*Aim*
Copy every entry exactly as given, minus the images.

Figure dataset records
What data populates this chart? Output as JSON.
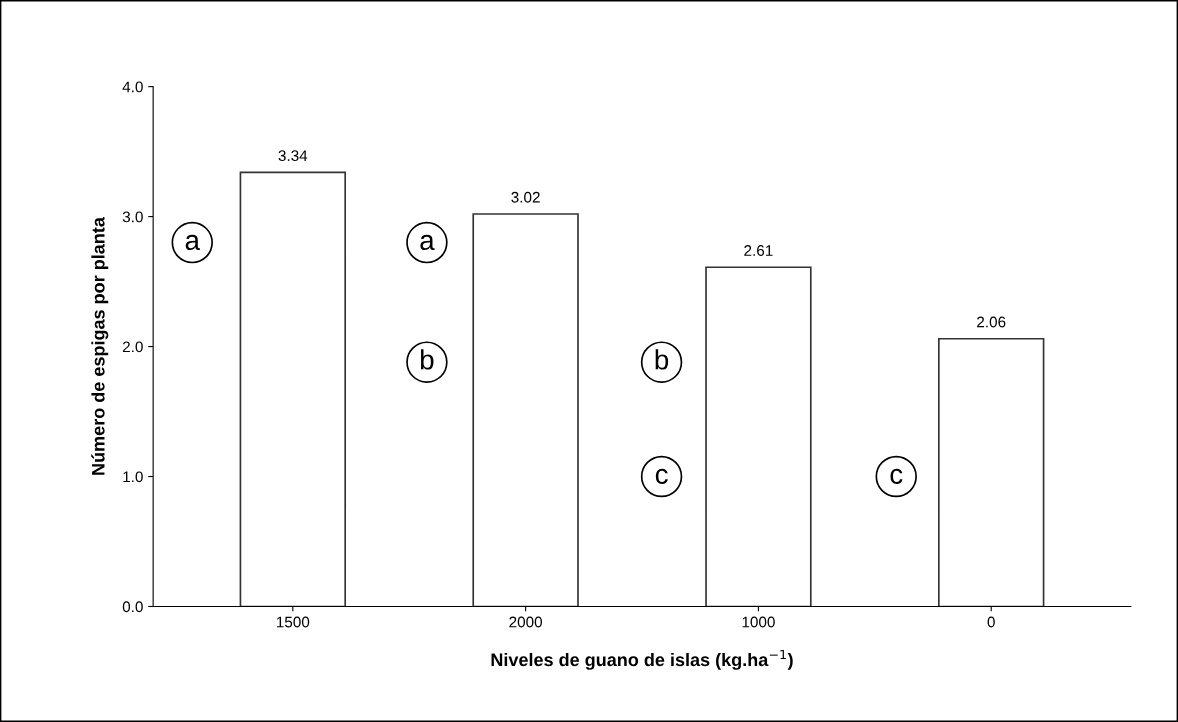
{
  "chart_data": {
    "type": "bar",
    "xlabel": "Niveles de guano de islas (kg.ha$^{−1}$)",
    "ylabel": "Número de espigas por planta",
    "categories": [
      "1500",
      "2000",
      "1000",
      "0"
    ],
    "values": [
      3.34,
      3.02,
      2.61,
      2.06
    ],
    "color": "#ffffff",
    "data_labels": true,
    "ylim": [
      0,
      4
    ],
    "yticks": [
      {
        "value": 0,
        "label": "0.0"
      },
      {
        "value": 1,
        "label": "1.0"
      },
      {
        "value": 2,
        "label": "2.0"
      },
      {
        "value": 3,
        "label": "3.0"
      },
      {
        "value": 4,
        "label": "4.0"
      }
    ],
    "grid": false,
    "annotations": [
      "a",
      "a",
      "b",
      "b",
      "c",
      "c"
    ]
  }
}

*Exercise response*
What data populates this chart? Output as JSON.
{
  "chart_data": {
    "type": "bar",
    "xlabel": "Niveles de guano de islas (kg.ha$^{−1}$)",
    "ylabel": "Número de espigas por planta",
    "categories": [
      "1500",
      "2000",
      "1000",
      "0"
    ],
    "values": [
      3.34,
      3.02,
      2.61,
      2.06
    ],
    "color": "#ffffff",
    "data_labels": true,
    "ylim": [
      0,
      4
    ],
    "yticks": [
      {
        "value": 0,
        "label": "0.0"
      },
      {
        "value": 1,
        "label": "1.0"
      },
      {
        "value": 2,
        "label": "2.0"
      },
      {
        "value": 3,
        "label": "3.0"
      },
      {
        "value": 4,
        "label": "4.0"
      }
    ],
    "grid": false,
    "annotations": [
      "a",
      "a",
      "b",
      "b",
      "c",
      "c"
    ]
  }
}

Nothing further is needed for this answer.